● Exercise directions: Using the entries that follow, collect the lines where the word "Pressure" appears.

● Data:

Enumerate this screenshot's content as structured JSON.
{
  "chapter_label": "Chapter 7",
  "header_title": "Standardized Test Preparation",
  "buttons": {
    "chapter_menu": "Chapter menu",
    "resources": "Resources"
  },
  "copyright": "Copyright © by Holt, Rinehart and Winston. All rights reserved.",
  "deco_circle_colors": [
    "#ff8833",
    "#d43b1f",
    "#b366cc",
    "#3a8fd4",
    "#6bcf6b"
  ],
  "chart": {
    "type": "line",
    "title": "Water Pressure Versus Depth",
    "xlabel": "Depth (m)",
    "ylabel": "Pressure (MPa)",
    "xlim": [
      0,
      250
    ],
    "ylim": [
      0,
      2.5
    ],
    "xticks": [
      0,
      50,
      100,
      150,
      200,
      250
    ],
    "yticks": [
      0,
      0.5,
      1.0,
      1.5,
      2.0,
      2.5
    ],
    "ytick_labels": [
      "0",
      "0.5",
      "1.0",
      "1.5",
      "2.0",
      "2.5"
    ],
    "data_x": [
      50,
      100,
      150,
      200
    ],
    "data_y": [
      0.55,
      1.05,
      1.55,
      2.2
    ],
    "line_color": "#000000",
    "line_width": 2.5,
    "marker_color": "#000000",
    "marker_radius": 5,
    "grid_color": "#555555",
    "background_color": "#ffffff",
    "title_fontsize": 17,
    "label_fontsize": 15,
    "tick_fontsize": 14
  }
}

● Exercise output:
    "title": "Water Pressure Versus Depth",
    "ylabel": "Pressure (MPa)",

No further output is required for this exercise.